§ **Job**:
Omit the images, then print each record below exactly as it reads.

===

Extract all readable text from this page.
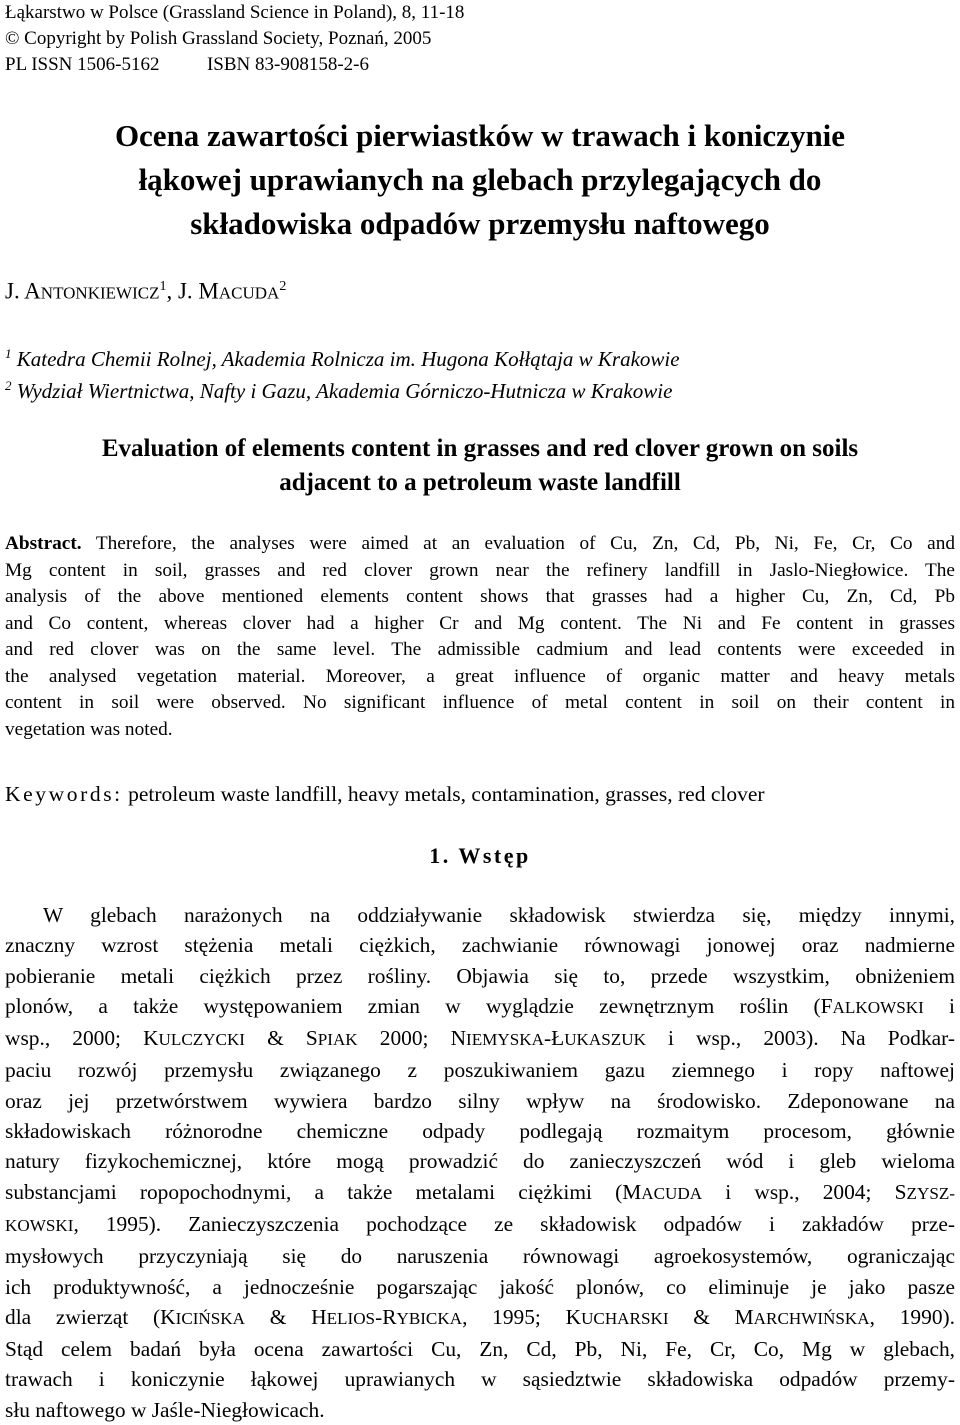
Łąkarstwo w Polsce (Grassland Science in Poland), 8, 11-18
© Copyright by Polish Grassland Society, Poznań, 2005
PL ISSN 1506-5162          ISBN 83-908158-2-6
Ocena zawartości pierwiastków w trawach i koniczynie
łąkowej uprawianych na glebach przylegających do
składowiska odpadów przemysłu naftowego
J. ANTONKIEWICZ$^1$, J. MACUDA$^2$
$^1$ Katedra Chemii Rolnej, Akademia Rolnicza im. Hugona Kołłątaja w Krakowie
$^2$ Wydział Wiertnictwa, Nafty i Gazu, Akademia Górniczo-Hutnicza w Krakowie
Evaluation of elements content in grasses and red clover grown on soils
adjacent to a petroleum waste landfill
Abstract. Therefore, the analyses were aimed at an evaluation of Cu, Zn, Cd, Pb, Ni, Fe, Cr, Co and
Mg content in soil, grasses and red clover grown near the refinery landfill in Jaslo-Niegłowice. The
analysis of the above mentioned elements content shows that grasses had a higher Cu, Zn, Cd, Pb
and Co content, whereas clover had a higher Cr and Mg content. The Ni and Fe content in grasses
and red clover was on the same level. The admissible cadmium and lead contents were exceeded in
the analysed vegetation material. Moreover, a great influence of organic matter and heavy metals
content in soil were observed. No significant influence of metal content in soil on their content in
vegetation was noted.
Keywords: petroleum waste landfill, heavy metals, contamination, grasses, red clover
1. Wstęp
W glebach narażonych na oddziaływanie składowisk stwierdza się, między innymi,
znaczny wzrost stężenia metali ciężkich, zachwianie równowagi jonowej oraz nadmierne
pobieranie metali ciężkich przez rośliny. Objawia się to, przede wszystkim, obniżeniem
plonów, a także występowaniem zmian w wyglądzie zewnętrznym roślin (FALKOWSKI i
wsp., 2000; KULCZYCKI & SPIAK 2000; NIEMYSKA-ŁUKASZUK i wsp., 2003). Na Podkar-
paciu rozwój przemysłu związanego z poszukiwaniem gazu ziemnego i ropy naftowej
oraz jej przetwórstwem wywiera bardzo silny wpływ na środowisko. Zdeponowane na
składowiskach różnorodne chemiczne odpady podlegają rozmaitym procesom, głównie
natury fizykochemicznej, które mogą prowadzić do zanieczyszczeń wód i gleb wieloma
substancjami ropopochodnymi, a także metalami ciężkimi (MACUDA i wsp., 2004; SZYSZ-
KOWSKI, 1995). Zanieczyszczenia pochodzące ze składowisk odpadów i zakładów prze-
mysłowych przyczyniają się do naruszenia równowagi agroekosystemów, ograniczając
ich produktywność, a jednocześnie pogarszając jakość plonów, co eliminuje je jako pasze
dla zwierząt (KICIŃSKA & HELIOS-RYBICKA, 1995; KUCHARSKI & MARCHWIŃSKA, 1990).
Stąd celem badań była ocena zawartości Cu, Zn, Cd, Pb, Ni, Fe, Cr, Co, Mg w glebach,
trawach i koniczynie łąkowej uprawianych w sąsiedztwie składowiska odpadów przemy-
słu naftowego w Jaśle-Niegłowicach.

===

§ **Answer below**:
Extract all readable text from this page.
Łąkarstwo w Polsce (Grassland Science in Poland), 8, 11-18
© Copyright by Polish Grassland Society, Poznań, 2005
PL ISSN 1506-5162          ISBN 83-908158-2-6
Ocena zawartości pierwiastków w trawach i koniczynie
łąkowej uprawianych na glebach przylegających do
składowiska odpadów przemysłu naftowego
J. ANTONKIEWICZ$^1$, J. MACUDA$^2$
$^1$ Katedra Chemii Rolnej, Akademia Rolnicza im. Hugona Kołłątaja w Krakowie
$^2$ Wydział Wiertnictwa, Nafty i Gazu, Akademia Górniczo-Hutnicza w Krakowie
Evaluation of elements content in grasses and red clover grown on soils
adjacent to a petroleum waste landfill
Abstract. Therefore, the analyses were aimed at an evaluation of Cu, Zn, Cd, Pb, Ni, Fe, Cr, Co and
Mg content in soil, grasses and red clover grown near the refinery landfill in Jaslo-Niegłowice. The
analysis of the above mentioned elements content shows that grasses had a higher Cu, Zn, Cd, Pb
and Co content, whereas clover had a higher Cr and Mg content. The Ni and Fe content in grasses
and red clover was on the same level. The admissible cadmium and lead contents were exceeded in
the analysed vegetation material. Moreover, a great influence of organic matter and heavy metals
content in soil were observed. No significant influence of metal content in soil on their content in
vegetation was noted.
Keywords: petroleum waste landfill, heavy metals, contamination, grasses, red clover
1. Wstęp
W glebach narażonych na oddziaływanie składowisk stwierdza się, między innymi,
znaczny wzrost stężenia metali ciężkich, zachwianie równowagi jonowej oraz nadmierne
pobieranie metali ciężkich przez rośliny. Objawia się to, przede wszystkim, obniżeniem
plonów, a także występowaniem zmian w wyglądzie zewnętrznym roślin (FALKOWSKI i
wsp., 2000; KULCZYCKI & SPIAK 2000; NIEMYSKA-ŁUKASZUK i wsp., 2003). Na Podkar-
paciu rozwój przemysłu związanego z poszukiwaniem gazu ziemnego i ropy naftowej
oraz jej przetwórstwem wywiera bardzo silny wpływ na środowisko. Zdeponowane na
składowiskach różnorodne chemiczne odpady podlegają rozmaitym procesom, głównie
natury fizykochemicznej, które mogą prowadzić do zanieczyszczeń wód i gleb wieloma
substancjami ropopochodnymi, a także metalami ciężkimi (MACUDA i wsp., 2004; SZYSZ-
KOWSKI, 1995). Zanieczyszczenia pochodzące ze składowisk odpadów i zakładów prze-
mysłowych przyczyniają się do naruszenia równowagi agroekosystemów, ograniczając
ich produktywność, a jednocześnie pogarszając jakość plonów, co eliminuje je jako pasze
dla zwierząt (KICIŃSKA & HELIOS-RYBICKA, 1995; KUCHARSKI & MARCHWIŃSKA, 1990).
Stąd celem badań była ocena zawartości Cu, Zn, Cd, Pb, Ni, Fe, Cr, Co, Mg w glebach,
trawach i koniczynie łąkowej uprawianych w sąsiedztwie składowiska odpadów przemy-
słu naftowego w Jaśle-Niegłowicach.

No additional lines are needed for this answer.